### DIRECTIVE
Transcribe the records below exactly, leaving out any pictures.

>> start RECORDS FOR PROCESSING

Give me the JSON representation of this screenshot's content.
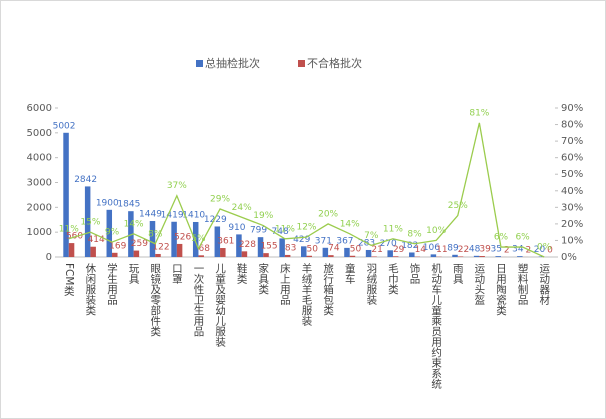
{
  "chart_data": {
    "type": "bar",
    "categories": [
      "FCM类",
      "休闲服装类",
      "学生用品",
      "玩具",
      "眼镜及零部件类",
      "口罩",
      "一次性卫生用品",
      "儿童及婴幼儿服装",
      "鞋类",
      "家具类",
      "床上用品",
      "羊绒羊毛服装",
      "旅行箱包类",
      "童车",
      "羽绒服装",
      "毛巾类",
      "饰品",
      "机动车儿童乘员用约束系统",
      "雨具",
      "运动头盔",
      "日用陶瓷类",
      "塑料制品",
      "运动器材"
    ],
    "series": [
      {
        "name": "总抽检批次",
        "color": "#4472c4",
        "values": [
          5002,
          2842,
          1900,
          1845,
          1449,
          1419,
          1410,
          1229,
          910,
          799,
          748,
          429,
          371,
          367,
          283,
          270,
          182,
          106,
          89,
          48,
          35,
          34,
          20
        ]
      },
      {
        "name": "不合格批次",
        "color": "#c0504d",
        "values": [
          560,
          414,
          169,
          259,
          122,
          526,
          68,
          361,
          228,
          155,
          83,
          50,
          74,
          50,
          21,
          29,
          14,
          11,
          22,
          39,
          2,
          2,
          0
        ]
      }
    ],
    "line": {
      "type": "line",
      "axis": "y2",
      "color": "#9bcc4d",
      "values": [
        11,
        15,
        9,
        14,
        8,
        37,
        5,
        29,
        24,
        19,
        11,
        12,
        20,
        14,
        7,
        11,
        8,
        10,
        25,
        81,
        6,
        6,
        0
      ],
      "value_labels": [
        "11%",
        "15%",
        "9%",
        "14%",
        "8%",
        "37%",
        "5%",
        "29%",
        "24%",
        "19%",
        "11%",
        "12%",
        "20%",
        "14%",
        "7%",
        "11%",
        "8%",
        "10%",
        "25%",
        "81%",
        "6%",
        "6%",
        "0%"
      ]
    },
    "ylim": [
      0,
      6000
    ],
    "yticks": [
      0,
      1000,
      2000,
      3000,
      4000,
      5000,
      6000
    ],
    "y2lim": [
      0,
      90
    ],
    "y2ticks": [
      {
        "value": 0,
        "label": "0%"
      },
      {
        "value": 10,
        "label": "10%"
      },
      {
        "value": 20,
        "label": "20%"
      },
      {
        "value": 30,
        "label": "30%"
      },
      {
        "value": 40,
        "label": "40%"
      },
      {
        "value": 50,
        "label": "50%"
      },
      {
        "value": 60,
        "label": "60%"
      },
      {
        "value": 70,
        "label": "70%"
      },
      {
        "value": 80,
        "label": "80%"
      },
      {
        "value": 90,
        "label": "90%"
      }
    ],
    "legend": "top"
  }
}
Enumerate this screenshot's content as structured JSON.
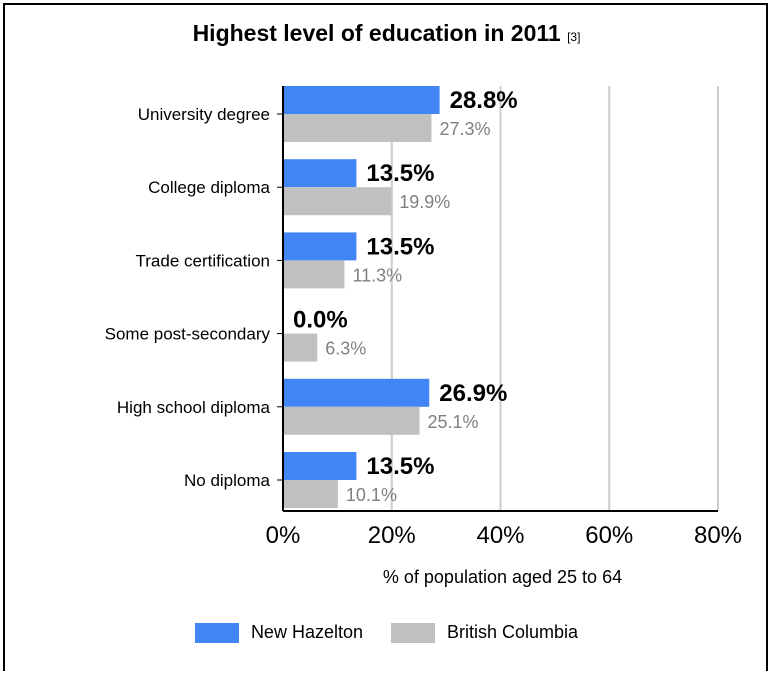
{
  "chart_data": {
    "type": "bar",
    "orientation": "horizontal",
    "title": "Highest level of education in 2011",
    "title_ref": "[3]",
    "xlabel": "% of population aged 25 to 64",
    "xlim": [
      0,
      80
    ],
    "xticks": [
      "0%",
      "20%",
      "40%",
      "60%",
      "80%"
    ],
    "grid": true,
    "legend_position": "bottom",
    "categories": [
      "University degree",
      "College diploma",
      "Trade certification",
      "Some post-secondary",
      "High school diploma",
      "No diploma"
    ],
    "series": [
      {
        "name": "New Hazelton",
        "color": "#4285f4",
        "values": [
          28.8,
          13.5,
          13.5,
          0.0,
          26.9,
          13.5
        ],
        "labels": [
          "28.8%",
          "13.5%",
          "13.5%",
          "0.0%",
          "26.9%",
          "13.5%"
        ]
      },
      {
        "name": "British Columbia",
        "color": "#c0c0c0",
        "values": [
          27.3,
          19.9,
          11.3,
          6.3,
          25.1,
          10.1
        ],
        "labels": [
          "27.3%",
          "19.9%",
          "11.3%",
          "6.3%",
          "25.1%",
          "10.1%"
        ]
      }
    ]
  }
}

>> end RECORDS FOR PROCESSING

### FINAL ANSWER
Give me the JSON representation of this screenshot's content.
{
  "chart_data": {
    "type": "bar",
    "categories": [
      "FCM类",
      "休闲服装类",
      "学生用品",
      "玩具",
      "眼镜及零部件类",
      "口罩",
      "一次性卫生用品",
      "儿童及婴幼儿服装",
      "鞋类",
      "家具类",
      "床上用品",
      "羊绒羊毛服装",
      "旅行箱包类",
      "童车",
      "羽绒服装",
      "毛巾类",
      "饰品",
      "机动车儿童乘员用约束系统",
      "雨具",
      "运动头盔",
      "日用陶瓷类",
      "塑料制品",
      "运动器材"
    ],
    "series": [
      {
        "name": "总抽检批次",
        "color": "#4472c4",
        "values": [
          5002,
          2842,
          1900,
          1845,
          1449,
          1419,
          1410,
          1229,
          910,
          799,
          748,
          429,
          371,
          367,
          283,
          270,
          182,
          106,
          89,
          48,
          35,
          34,
          20
        ]
      },
      {
        "name": "不合格批次",
        "color": "#c0504d",
        "values": [
          560,
          414,
          169,
          259,
          122,
          526,
          68,
          361,
          228,
          155,
          83,
          50,
          74,
          50,
          21,
          29,
          14,
          11,
          22,
          39,
          2,
          2,
          0
        ]
      }
    ],
    "line": {
      "type": "line",
      "axis": "y2",
      "color": "#9bcc4d",
      "values": [
        11,
        15,
        9,
        14,
        8,
        37,
        5,
        29,
        24,
        19,
        11,
        12,
        20,
        14,
        7,
        11,
        8,
        10,
        25,
        81,
        6,
        6,
        0
      ],
      "value_labels": [
        "11%",
        "15%",
        "9%",
        "14%",
        "8%",
        "37%",
        "5%",
        "29%",
        "24%",
        "19%",
        "11%",
        "12%",
        "20%",
        "14%",
        "7%",
        "11%",
        "8%",
        "10%",
        "25%",
        "81%",
        "6%",
        "6%",
        "0%"
      ]
    },
    "ylim": [
      0,
      6000
    ],
    "yticks": [
      0,
      1000,
      2000,
      3000,
      4000,
      5000,
      6000
    ],
    "y2lim": [
      0,
      90
    ],
    "y2ticks": [
      {
        "value": 0,
        "label": "0%"
      },
      {
        "value": 10,
        "label": "10%"
      },
      {
        "value": 20,
        "label": "20%"
      },
      {
        "value": 30,
        "label": "30%"
      },
      {
        "value": 40,
        "label": "40%"
      },
      {
        "value": 50,
        "label": "50%"
      },
      {
        "value": 60,
        "label": "60%"
      },
      {
        "value": 70,
        "label": "70%"
      },
      {
        "value": 80,
        "label": "80%"
      },
      {
        "value": 90,
        "label": "90%"
      }
    ],
    "legend": "top"
  }
}
Enumerate this screenshot's content as structured JSON.
{
  "chart_data": {
    "type": "bar",
    "orientation": "horizontal",
    "title": "Highest level of education in 2011",
    "title_ref": "[3]",
    "xlabel": "% of population aged 25 to 64",
    "xlim": [
      0,
      80
    ],
    "xticks": [
      "0%",
      "20%",
      "40%",
      "60%",
      "80%"
    ],
    "grid": true,
    "legend_position": "bottom",
    "categories": [
      "University degree",
      "College diploma",
      "Trade certification",
      "Some post-secondary",
      "High school diploma",
      "No diploma"
    ],
    "series": [
      {
        "name": "New Hazelton",
        "color": "#4285f4",
        "values": [
          28.8,
          13.5,
          13.5,
          0.0,
          26.9,
          13.5
        ],
        "labels": [
          "28.8%",
          "13.5%",
          "13.5%",
          "0.0%",
          "26.9%",
          "13.5%"
        ]
      },
      {
        "name": "British Columbia",
        "color": "#c0c0c0",
        "values": [
          27.3,
          19.9,
          11.3,
          6.3,
          25.1,
          10.1
        ],
        "labels": [
          "27.3%",
          "19.9%",
          "11.3%",
          "6.3%",
          "25.1%",
          "10.1%"
        ]
      }
    ]
  }
}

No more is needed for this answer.